_PROBLEM TO SOLVE_
Of all the lines in the material below, how many include the string "ветеринарии"? Give the number only.

_ENTRIES PROVIDED_
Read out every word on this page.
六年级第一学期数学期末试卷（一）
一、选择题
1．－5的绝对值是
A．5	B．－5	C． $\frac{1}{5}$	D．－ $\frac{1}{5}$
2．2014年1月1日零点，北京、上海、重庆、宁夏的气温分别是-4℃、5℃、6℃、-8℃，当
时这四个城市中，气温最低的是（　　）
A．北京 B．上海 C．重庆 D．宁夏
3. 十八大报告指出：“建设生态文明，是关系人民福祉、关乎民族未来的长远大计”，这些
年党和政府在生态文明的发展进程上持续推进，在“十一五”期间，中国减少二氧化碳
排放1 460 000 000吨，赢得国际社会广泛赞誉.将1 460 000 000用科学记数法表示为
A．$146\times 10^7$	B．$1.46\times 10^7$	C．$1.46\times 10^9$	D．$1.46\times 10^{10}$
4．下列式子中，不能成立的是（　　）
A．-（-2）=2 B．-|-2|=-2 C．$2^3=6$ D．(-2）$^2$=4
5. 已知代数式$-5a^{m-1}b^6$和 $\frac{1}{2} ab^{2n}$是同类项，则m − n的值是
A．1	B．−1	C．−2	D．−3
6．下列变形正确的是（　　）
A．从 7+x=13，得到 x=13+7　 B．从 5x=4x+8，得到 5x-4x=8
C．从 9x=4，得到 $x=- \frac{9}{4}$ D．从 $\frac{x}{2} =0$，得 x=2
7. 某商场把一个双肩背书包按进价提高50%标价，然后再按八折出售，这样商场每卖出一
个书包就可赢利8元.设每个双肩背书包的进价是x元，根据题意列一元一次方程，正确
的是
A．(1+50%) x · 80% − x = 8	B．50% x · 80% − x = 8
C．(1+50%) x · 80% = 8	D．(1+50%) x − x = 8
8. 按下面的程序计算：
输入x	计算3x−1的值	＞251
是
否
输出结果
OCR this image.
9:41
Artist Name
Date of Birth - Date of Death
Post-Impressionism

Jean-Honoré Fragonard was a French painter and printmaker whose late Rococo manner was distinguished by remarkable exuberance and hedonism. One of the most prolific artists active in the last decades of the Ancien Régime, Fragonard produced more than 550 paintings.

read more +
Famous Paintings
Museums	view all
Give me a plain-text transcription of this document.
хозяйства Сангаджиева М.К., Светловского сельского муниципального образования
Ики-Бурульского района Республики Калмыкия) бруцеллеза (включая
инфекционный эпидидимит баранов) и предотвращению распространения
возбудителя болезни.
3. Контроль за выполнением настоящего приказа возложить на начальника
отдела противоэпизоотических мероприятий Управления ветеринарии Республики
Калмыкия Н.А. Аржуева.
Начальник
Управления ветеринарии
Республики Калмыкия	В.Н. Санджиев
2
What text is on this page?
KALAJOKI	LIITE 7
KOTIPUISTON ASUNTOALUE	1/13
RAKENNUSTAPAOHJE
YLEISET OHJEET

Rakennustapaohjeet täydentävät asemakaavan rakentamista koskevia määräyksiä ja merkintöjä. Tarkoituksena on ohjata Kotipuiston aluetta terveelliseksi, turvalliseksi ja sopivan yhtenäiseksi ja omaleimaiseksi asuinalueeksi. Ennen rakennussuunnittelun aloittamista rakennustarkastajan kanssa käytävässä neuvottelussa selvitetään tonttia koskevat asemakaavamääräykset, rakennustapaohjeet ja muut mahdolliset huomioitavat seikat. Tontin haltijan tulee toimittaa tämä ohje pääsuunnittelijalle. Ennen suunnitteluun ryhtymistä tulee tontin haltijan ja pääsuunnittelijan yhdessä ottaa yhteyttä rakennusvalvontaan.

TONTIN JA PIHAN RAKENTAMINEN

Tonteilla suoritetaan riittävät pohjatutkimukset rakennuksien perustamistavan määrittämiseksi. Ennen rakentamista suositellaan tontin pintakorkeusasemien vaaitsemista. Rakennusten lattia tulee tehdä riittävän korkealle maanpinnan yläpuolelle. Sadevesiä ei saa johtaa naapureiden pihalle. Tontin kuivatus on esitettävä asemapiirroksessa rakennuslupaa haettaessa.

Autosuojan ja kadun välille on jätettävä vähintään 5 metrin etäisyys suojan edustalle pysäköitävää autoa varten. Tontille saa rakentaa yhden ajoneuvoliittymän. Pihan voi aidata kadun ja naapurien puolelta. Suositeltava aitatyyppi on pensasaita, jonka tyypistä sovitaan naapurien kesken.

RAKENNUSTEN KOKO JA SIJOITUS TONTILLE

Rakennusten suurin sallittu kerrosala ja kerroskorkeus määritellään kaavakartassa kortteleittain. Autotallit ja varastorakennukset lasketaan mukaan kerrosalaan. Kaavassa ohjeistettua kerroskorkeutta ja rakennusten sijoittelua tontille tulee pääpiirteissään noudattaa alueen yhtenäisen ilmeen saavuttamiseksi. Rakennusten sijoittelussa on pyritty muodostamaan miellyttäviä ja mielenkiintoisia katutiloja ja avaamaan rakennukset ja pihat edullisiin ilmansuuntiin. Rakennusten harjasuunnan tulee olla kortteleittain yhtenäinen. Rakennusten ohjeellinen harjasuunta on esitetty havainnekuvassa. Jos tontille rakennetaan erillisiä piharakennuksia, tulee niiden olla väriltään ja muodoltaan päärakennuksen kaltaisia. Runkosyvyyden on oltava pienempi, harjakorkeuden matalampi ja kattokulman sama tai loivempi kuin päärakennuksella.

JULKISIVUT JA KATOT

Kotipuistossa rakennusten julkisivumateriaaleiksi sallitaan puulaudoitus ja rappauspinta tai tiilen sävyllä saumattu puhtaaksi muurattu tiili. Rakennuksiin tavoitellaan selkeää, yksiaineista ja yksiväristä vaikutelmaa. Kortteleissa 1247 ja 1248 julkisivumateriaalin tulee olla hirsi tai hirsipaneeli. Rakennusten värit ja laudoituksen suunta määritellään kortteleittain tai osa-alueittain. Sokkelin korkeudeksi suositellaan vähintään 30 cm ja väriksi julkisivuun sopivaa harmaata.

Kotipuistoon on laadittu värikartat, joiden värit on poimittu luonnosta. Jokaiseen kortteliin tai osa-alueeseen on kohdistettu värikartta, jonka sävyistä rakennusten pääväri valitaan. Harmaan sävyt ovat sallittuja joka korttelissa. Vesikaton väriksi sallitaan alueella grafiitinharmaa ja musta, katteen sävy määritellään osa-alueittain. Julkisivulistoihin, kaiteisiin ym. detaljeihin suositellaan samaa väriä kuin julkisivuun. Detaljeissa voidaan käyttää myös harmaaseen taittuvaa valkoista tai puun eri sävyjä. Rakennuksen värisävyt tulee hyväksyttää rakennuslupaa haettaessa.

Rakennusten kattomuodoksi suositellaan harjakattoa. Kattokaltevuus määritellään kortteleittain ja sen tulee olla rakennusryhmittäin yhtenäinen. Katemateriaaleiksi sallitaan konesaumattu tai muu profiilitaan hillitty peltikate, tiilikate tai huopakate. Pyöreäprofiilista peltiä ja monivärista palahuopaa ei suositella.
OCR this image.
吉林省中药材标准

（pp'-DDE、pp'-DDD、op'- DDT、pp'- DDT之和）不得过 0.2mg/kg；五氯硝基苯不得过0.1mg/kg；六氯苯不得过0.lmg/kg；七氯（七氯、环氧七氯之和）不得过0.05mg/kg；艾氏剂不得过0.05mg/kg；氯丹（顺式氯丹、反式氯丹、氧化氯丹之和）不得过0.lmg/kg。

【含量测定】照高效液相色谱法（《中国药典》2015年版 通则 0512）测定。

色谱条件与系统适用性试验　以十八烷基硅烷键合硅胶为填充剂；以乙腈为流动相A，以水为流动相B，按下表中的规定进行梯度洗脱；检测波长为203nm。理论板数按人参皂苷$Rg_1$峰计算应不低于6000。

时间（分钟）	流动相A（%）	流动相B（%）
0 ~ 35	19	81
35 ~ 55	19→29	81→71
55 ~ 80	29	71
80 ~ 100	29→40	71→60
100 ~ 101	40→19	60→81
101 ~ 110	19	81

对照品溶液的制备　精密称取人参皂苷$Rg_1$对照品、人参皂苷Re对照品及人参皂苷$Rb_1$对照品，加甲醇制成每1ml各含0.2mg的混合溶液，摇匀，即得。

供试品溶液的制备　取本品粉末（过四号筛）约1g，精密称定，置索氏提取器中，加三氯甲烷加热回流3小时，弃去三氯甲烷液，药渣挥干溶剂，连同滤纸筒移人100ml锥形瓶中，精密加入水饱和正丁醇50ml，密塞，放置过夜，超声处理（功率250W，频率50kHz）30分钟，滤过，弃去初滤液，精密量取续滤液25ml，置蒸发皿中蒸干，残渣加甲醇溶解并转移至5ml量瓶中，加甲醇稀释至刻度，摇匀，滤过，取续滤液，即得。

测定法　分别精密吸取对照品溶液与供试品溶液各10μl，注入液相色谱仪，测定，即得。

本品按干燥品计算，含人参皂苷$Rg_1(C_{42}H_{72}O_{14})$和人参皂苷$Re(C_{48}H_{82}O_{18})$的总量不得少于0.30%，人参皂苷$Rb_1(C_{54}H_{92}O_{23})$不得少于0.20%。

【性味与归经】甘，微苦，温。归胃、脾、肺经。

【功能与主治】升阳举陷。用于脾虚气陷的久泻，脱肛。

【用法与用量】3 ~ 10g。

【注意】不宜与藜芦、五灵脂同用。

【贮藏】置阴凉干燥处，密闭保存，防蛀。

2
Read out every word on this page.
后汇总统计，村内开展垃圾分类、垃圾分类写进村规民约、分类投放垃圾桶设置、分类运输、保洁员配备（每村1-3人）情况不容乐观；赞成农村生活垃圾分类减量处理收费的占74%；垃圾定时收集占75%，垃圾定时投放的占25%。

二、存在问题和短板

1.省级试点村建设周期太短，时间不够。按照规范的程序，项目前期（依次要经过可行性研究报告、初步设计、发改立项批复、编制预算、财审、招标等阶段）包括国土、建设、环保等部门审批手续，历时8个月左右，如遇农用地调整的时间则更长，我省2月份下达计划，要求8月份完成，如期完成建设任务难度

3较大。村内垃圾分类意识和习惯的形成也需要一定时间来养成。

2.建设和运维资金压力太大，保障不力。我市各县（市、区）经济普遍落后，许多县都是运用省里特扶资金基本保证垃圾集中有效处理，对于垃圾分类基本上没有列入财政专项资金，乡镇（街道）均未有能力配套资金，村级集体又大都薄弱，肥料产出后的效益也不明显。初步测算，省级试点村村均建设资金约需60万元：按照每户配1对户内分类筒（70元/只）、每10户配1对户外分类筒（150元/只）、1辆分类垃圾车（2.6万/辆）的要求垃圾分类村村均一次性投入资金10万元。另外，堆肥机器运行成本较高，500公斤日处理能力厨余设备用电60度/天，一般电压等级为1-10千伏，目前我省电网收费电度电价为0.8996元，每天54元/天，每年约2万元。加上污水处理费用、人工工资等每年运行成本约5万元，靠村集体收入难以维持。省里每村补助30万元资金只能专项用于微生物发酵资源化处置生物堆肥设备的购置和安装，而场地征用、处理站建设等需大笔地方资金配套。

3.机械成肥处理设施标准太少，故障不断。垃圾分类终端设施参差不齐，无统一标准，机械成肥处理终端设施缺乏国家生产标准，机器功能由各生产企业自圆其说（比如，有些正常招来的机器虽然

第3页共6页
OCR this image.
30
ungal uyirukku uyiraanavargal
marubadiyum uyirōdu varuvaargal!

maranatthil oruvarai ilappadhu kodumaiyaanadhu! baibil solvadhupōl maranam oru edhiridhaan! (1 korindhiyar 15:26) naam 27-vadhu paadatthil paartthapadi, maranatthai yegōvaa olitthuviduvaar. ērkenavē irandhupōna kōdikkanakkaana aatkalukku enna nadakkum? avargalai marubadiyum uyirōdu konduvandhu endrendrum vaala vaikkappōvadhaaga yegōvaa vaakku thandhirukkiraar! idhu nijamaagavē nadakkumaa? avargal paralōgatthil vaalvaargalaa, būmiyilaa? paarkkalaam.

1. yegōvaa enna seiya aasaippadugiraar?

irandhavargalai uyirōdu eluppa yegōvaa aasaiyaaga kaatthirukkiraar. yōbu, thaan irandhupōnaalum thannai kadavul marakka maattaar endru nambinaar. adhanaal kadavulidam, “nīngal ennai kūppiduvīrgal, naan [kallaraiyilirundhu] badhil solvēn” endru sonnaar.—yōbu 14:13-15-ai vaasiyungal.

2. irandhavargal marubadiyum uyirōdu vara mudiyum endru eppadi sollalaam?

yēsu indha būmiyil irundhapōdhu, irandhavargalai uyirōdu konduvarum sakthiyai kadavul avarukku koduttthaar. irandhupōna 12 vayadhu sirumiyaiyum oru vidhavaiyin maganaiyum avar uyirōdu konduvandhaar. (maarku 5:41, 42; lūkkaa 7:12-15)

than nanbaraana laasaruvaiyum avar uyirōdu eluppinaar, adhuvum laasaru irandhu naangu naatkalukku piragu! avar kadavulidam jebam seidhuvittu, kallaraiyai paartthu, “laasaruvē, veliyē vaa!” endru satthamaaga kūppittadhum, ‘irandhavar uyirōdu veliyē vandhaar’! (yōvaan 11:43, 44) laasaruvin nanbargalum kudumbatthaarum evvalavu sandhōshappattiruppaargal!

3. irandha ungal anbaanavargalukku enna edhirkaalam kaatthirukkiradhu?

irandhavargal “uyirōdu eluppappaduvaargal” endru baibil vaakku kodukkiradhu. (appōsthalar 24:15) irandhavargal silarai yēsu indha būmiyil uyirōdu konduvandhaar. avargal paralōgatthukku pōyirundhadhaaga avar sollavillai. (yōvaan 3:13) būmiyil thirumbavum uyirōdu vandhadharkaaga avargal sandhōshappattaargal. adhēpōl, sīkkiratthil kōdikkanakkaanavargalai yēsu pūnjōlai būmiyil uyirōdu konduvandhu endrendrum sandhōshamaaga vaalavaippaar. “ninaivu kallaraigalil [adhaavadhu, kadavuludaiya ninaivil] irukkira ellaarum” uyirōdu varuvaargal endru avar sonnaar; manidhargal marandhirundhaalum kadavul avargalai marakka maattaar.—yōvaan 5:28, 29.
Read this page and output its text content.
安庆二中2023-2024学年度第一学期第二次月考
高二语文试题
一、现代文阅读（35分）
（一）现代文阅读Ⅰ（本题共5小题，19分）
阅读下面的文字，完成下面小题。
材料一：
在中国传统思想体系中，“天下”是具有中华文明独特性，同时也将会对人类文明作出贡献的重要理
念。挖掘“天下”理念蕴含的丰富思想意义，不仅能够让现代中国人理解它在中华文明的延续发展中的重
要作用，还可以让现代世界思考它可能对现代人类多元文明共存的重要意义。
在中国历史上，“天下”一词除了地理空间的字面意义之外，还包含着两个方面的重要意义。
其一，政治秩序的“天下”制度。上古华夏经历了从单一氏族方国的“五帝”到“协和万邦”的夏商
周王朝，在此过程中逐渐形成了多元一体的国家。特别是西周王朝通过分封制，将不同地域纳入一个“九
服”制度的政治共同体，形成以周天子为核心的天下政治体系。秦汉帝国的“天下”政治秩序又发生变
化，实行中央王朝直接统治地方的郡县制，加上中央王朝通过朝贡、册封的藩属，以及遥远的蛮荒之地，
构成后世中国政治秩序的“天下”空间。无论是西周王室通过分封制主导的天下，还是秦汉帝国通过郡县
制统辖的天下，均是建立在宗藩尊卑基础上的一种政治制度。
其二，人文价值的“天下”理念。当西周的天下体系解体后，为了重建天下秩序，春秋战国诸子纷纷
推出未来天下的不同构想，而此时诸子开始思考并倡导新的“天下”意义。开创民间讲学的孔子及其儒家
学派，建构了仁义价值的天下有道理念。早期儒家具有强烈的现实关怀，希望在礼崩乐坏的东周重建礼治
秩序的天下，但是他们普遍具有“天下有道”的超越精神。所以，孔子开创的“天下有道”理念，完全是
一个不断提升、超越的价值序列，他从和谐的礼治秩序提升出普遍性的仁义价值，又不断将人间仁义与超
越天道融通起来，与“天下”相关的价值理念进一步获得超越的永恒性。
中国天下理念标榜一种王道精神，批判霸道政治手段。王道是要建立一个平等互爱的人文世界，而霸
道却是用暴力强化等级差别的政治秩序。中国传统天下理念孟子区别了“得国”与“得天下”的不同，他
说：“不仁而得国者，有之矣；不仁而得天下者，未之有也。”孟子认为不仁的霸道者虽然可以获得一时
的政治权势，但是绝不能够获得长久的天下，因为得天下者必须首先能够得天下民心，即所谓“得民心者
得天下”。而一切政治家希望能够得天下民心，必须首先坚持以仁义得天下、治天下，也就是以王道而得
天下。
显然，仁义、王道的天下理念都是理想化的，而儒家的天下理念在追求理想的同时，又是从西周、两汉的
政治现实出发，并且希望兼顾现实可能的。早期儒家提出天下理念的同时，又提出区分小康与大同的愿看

_COMPLETE ANSWER_
2